§ **INFORMATION SHOWN**:
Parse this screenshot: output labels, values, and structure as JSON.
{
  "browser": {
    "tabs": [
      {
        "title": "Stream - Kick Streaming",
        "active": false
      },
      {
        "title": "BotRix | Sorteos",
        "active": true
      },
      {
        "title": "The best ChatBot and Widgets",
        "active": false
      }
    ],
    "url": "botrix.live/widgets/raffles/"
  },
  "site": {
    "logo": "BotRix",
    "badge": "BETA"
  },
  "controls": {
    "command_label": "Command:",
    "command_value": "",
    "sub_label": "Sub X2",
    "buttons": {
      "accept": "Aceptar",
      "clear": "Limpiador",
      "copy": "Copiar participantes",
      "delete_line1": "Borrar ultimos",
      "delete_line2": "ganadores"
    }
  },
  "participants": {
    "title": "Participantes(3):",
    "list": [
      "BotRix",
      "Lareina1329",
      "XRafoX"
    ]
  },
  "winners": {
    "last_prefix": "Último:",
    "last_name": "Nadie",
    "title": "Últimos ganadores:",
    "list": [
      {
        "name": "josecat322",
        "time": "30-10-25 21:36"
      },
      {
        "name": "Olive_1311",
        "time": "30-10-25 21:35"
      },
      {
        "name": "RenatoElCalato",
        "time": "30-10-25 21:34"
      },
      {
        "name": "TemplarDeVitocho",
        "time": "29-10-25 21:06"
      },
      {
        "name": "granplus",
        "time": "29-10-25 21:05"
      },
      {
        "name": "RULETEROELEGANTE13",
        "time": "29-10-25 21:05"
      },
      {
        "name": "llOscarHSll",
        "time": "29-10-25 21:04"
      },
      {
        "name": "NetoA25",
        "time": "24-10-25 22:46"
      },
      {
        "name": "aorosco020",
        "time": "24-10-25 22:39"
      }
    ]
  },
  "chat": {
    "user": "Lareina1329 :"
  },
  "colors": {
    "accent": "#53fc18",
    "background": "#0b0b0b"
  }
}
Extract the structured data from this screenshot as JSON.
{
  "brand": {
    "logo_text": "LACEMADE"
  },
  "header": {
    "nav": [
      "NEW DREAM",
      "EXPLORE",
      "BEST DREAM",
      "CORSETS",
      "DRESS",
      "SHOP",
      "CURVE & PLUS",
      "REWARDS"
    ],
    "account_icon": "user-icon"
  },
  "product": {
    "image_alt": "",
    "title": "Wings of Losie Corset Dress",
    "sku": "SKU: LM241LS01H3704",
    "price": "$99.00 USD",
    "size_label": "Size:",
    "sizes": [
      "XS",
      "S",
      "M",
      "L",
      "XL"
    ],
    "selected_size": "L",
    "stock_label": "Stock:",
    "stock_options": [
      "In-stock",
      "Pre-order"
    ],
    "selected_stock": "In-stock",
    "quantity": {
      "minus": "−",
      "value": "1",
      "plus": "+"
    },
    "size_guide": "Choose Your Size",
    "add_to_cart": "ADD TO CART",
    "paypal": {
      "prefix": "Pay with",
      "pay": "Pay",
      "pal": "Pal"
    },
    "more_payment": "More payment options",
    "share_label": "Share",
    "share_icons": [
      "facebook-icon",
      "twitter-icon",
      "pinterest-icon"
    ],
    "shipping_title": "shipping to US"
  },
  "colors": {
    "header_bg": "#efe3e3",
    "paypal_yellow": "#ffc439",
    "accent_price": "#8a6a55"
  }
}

§ **EXERCISE**:
For the listing above, give the number of lines in which the string "screenshot" occurs, and nothing else.

§ **OUTPUT OF THE TASK**:
2